Excerpts from a layout annotation set:

* Start *

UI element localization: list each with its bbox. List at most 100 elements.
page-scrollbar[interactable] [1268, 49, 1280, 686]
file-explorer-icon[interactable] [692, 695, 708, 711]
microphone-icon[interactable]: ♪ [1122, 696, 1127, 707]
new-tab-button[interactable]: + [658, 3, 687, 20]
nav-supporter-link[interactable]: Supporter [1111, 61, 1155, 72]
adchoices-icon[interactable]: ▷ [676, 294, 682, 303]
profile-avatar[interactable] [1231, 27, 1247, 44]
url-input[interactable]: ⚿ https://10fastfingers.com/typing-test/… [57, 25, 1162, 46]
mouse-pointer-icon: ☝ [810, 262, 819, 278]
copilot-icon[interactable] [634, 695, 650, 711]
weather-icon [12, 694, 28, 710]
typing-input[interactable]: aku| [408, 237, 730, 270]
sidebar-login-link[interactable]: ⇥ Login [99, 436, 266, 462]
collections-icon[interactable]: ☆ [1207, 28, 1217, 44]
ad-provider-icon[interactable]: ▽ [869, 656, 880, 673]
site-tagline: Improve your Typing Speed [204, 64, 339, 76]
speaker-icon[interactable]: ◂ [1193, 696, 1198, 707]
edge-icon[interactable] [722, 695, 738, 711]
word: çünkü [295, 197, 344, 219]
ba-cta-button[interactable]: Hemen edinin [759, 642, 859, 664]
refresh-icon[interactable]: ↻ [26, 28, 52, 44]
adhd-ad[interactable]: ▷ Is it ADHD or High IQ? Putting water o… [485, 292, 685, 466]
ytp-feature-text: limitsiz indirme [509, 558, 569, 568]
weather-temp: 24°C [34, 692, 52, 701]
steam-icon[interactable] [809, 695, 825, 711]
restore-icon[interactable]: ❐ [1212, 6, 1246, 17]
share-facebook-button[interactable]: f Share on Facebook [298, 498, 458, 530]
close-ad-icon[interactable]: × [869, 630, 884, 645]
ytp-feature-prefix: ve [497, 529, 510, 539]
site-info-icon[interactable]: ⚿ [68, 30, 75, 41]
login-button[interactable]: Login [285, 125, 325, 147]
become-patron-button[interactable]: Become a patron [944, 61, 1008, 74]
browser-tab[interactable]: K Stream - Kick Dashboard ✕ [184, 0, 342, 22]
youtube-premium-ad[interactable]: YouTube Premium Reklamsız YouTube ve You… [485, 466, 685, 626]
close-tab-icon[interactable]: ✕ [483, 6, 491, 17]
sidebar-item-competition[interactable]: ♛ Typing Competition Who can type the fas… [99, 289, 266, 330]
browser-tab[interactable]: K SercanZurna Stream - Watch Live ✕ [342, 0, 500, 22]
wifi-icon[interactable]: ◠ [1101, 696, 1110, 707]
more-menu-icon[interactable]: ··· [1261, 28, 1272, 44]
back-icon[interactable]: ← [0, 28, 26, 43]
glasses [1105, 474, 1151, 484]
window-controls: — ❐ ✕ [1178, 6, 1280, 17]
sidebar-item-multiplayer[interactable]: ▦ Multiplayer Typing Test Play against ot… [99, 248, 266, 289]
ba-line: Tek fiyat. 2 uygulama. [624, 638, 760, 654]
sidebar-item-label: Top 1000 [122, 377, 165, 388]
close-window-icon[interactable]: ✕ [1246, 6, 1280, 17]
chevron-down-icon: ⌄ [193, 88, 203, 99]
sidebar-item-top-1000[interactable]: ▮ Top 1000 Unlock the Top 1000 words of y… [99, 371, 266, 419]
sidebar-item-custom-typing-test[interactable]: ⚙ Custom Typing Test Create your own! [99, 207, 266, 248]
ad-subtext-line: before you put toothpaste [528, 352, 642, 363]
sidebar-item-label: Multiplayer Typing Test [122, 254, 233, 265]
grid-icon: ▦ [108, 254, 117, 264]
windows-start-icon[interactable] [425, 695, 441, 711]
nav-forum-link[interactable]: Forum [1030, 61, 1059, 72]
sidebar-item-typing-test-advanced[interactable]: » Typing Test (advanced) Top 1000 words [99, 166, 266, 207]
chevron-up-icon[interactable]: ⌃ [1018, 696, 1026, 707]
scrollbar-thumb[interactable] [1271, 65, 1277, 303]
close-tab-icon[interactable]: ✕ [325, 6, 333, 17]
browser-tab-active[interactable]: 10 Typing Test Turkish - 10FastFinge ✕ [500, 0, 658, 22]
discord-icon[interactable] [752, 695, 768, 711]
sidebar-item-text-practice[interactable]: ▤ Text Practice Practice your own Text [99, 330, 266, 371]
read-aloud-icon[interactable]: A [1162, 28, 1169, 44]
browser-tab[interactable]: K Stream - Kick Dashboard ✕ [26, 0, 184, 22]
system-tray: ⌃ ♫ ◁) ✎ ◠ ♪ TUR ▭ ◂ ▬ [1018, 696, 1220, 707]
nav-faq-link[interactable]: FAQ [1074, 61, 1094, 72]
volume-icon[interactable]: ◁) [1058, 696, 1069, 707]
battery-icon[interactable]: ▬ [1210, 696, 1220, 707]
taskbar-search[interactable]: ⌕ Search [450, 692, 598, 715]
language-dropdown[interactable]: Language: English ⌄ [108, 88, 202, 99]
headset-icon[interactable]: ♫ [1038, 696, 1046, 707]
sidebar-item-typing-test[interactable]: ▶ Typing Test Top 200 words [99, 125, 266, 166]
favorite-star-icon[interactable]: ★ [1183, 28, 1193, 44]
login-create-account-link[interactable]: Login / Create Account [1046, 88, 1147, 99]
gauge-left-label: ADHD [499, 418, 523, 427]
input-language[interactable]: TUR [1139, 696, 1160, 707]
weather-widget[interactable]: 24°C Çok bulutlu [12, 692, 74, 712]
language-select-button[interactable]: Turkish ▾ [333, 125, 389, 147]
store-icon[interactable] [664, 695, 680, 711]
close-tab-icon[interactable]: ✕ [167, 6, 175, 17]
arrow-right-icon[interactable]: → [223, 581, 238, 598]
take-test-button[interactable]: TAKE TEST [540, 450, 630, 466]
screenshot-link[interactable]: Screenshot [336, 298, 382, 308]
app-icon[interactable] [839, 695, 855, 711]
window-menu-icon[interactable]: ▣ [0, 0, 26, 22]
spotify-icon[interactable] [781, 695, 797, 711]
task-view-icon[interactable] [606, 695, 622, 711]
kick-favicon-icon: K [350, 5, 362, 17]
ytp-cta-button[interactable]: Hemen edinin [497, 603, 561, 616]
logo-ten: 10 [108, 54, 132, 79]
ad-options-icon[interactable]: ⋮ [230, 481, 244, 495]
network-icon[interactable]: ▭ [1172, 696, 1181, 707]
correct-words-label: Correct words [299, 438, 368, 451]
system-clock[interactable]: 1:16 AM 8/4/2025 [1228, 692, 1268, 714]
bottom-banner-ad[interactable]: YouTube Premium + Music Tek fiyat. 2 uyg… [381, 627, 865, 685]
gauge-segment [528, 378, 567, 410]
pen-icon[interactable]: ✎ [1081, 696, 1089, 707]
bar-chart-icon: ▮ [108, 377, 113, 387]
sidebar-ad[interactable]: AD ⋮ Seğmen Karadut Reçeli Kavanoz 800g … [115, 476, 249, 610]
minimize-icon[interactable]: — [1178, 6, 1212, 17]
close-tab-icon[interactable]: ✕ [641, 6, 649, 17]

* End *

[AIM OF THE EXERCISE]: Please rename "close-tab-icon" to "tab-close-icon" wherever it occurs in the lines above, and give all the lines again with nothing else changed.

[WRITTEN RESPONSE]:
UI element localization: list each with its bbox. List at most 100 elements.
page-scrollbar[interactable] [1268, 49, 1280, 686]
file-explorer-icon[interactable] [692, 695, 708, 711]
microphone-icon[interactable]: ♪ [1122, 696, 1127, 707]
new-tab-button[interactable]: + [658, 3, 687, 20]
nav-supporter-link[interactable]: Supporter [1111, 61, 1155, 72]
adchoices-icon[interactable]: ▷ [676, 294, 682, 303]
profile-avatar[interactable] [1231, 27, 1247, 44]
url-input[interactable]: ⚿ https://10fastfingers.com/typing-test/… [57, 25, 1162, 46]
mouse-pointer-icon: ☝ [810, 262, 819, 278]
copilot-icon[interactable] [634, 695, 650, 711]
weather-icon [12, 694, 28, 710]
typing-input[interactable]: aku| [408, 237, 730, 270]
sidebar-login-link[interactable]: ⇥ Login [99, 436, 266, 462]
collections-icon[interactable]: ☆ [1207, 28, 1217, 44]
ad-provider-icon[interactable]: ▽ [869, 656, 880, 673]
site-tagline: Improve your Typing Speed [204, 64, 339, 76]
speaker-icon[interactable]: ◂ [1193, 696, 1198, 707]
edge-icon[interactable] [722, 695, 738, 711]
word: çünkü [295, 197, 344, 219]
ba-cta-button[interactable]: Hemen edinin [759, 642, 859, 664]
refresh-icon[interactable]: ↻ [26, 28, 52, 44]
adhd-ad[interactable]: ▷ Is it ADHD or High IQ? Putting water o… [485, 292, 685, 466]
ytp-feature-text: limitsiz indirme [509, 558, 569, 568]
weather-temp: 24°C [34, 692, 52, 701]
steam-icon[interactable] [809, 695, 825, 711]
restore-icon[interactable]: ❐ [1212, 6, 1246, 17]
share-facebook-button[interactable]: f Share on Facebook [298, 498, 458, 530]
close-ad-icon[interactable]: × [869, 630, 884, 645]
ytp-feature-prefix: ve [497, 529, 510, 539]
site-info-icon[interactable]: ⚿ [68, 30, 75, 41]
login-button[interactable]: Login [285, 125, 325, 147]
become-patron-button[interactable]: Become a patron [944, 61, 1008, 74]
browser-tab[interactable]: K Stream - Kick Dashboard ✕ [184, 0, 342, 22]
youtube-premium-ad[interactable]: YouTube Premium Reklamsız YouTube ve You… [485, 466, 685, 626]
tab-close-icon[interactable]: ✕ [483, 6, 491, 17]
sidebar-item-competition[interactable]: ♛ Typing Competition Who can type the fas… [99, 289, 266, 330]
browser-tab[interactable]: K SercanZurna Stream - Watch Live ✕ [342, 0, 500, 22]
wifi-icon[interactable]: ◠ [1101, 696, 1110, 707]
more-menu-icon[interactable]: ··· [1261, 28, 1272, 44]
back-icon[interactable]: ← [0, 28, 26, 43]
glasses [1105, 474, 1151, 484]
window-controls: — ❐ ✕ [1178, 6, 1280, 17]
sidebar-item-multiplayer[interactable]: ▦ Multiplayer Typing Test Play against ot… [99, 248, 266, 289]
ba-line: Tek fiyat. 2 uygulama. [624, 638, 760, 654]
sidebar-item-label: Top 1000 [122, 377, 165, 388]
close-window-icon[interactable]: ✕ [1246, 6, 1280, 17]
chevron-down-icon: ⌄ [193, 88, 203, 99]
sidebar-item-top-1000[interactable]: ▮ Top 1000 Unlock the Top 1000 words of y… [99, 371, 266, 419]
sidebar-item-custom-typing-test[interactable]: ⚙ Custom Typing Test Create your own! [99, 207, 266, 248]
ad-subtext-line: before you put toothpaste [528, 352, 642, 363]
sidebar-item-label: Multiplayer Typing Test [122, 254, 233, 265]
grid-icon: ▦ [108, 254, 117, 264]
windows-start-icon[interactable] [425, 695, 441, 711]
nav-forum-link[interactable]: Forum [1030, 61, 1059, 72]
sidebar-item-typing-test-advanced[interactable]: » Typing Test (advanced) Top 1000 words [99, 166, 266, 207]
chevron-up-icon[interactable]: ⌃ [1018, 696, 1026, 707]
scrollbar-thumb[interactable] [1271, 65, 1277, 303]
tab-close-icon[interactable]: ✕ [325, 6, 333, 17]
browser-tab-active[interactable]: 10 Typing Test Turkish - 10FastFinge ✕ [500, 0, 658, 22]
discord-icon[interactable] [752, 695, 768, 711]
sidebar-item-text-practice[interactable]: ▤ Text Practice Practice your own Text [99, 330, 266, 371]
read-aloud-icon[interactable]: A [1162, 28, 1169, 44]
browser-tab[interactable]: K Stream - Kick Dashboard ✕ [26, 0, 184, 22]
system-tray: ⌃ ♫ ◁) ✎ ◠ ♪ TUR ▭ ◂ ▬ [1018, 696, 1220, 707]
nav-faq-link[interactable]: FAQ [1074, 61, 1094, 72]
volume-icon[interactable]: ◁) [1058, 696, 1069, 707]
battery-icon[interactable]: ▬ [1210, 696, 1220, 707]
taskbar-search[interactable]: ⌕ Search [450, 692, 598, 715]
language-dropdown[interactable]: Language: English ⌄ [108, 88, 202, 99]
headset-icon[interactable]: ♫ [1038, 696, 1046, 707]
sidebar-item-typing-test[interactable]: ▶ Typing Test Top 200 words [99, 125, 266, 166]
favorite-star-icon[interactable]: ★ [1183, 28, 1193, 44]
login-create-account-link[interactable]: Login / Create Account [1046, 88, 1147, 99]
gauge-left-label: ADHD [499, 418, 523, 427]
input-language[interactable]: TUR [1139, 696, 1160, 707]
weather-widget[interactable]: 24°C Çok bulutlu [12, 692, 74, 712]
language-select-button[interactable]: Turkish ▾ [333, 125, 389, 147]
store-icon[interactable] [664, 695, 680, 711]
tab-close-icon[interactable]: ✕ [167, 6, 175, 17]
arrow-right-icon[interactable]: → [223, 581, 238, 598]
take-test-button[interactable]: TAKE TEST [540, 450, 630, 466]
screenshot-link[interactable]: Screenshot [336, 298, 382, 308]
app-icon[interactable] [839, 695, 855, 711]
window-menu-icon[interactable]: ▣ [0, 0, 26, 22]
spotify-icon[interactable] [781, 695, 797, 711]
task-view-icon[interactable] [606, 695, 622, 711]
kick-favicon-icon: K [350, 5, 362, 17]
ytp-cta-button[interactable]: Hemen edinin [497, 603, 561, 616]
logo-ten: 10 [108, 54, 132, 79]
ad-options-icon[interactable]: ⋮ [230, 481, 244, 495]
network-icon[interactable]: ▭ [1172, 696, 1181, 707]
correct-words-label: Correct words [299, 438, 368, 451]
system-clock[interactable]: 1:16 AM 8/4/2025 [1228, 692, 1268, 714]
bottom-banner-ad[interactable]: YouTube Premium + Music Tek fiyat. 2 uyg… [381, 627, 865, 685]
gauge-segment [528, 378, 567, 410]
pen-icon[interactable]: ✎ [1081, 696, 1089, 707]
bar-chart-icon: ▮ [108, 377, 113, 387]
sidebar-ad[interactable]: AD ⋮ Seğmen Karadut Reçeli Kavanoz 800g … [115, 476, 249, 610]
minimize-icon[interactable]: — [1178, 6, 1212, 17]
tab-close-icon[interactable]: ✕ [641, 6, 649, 17]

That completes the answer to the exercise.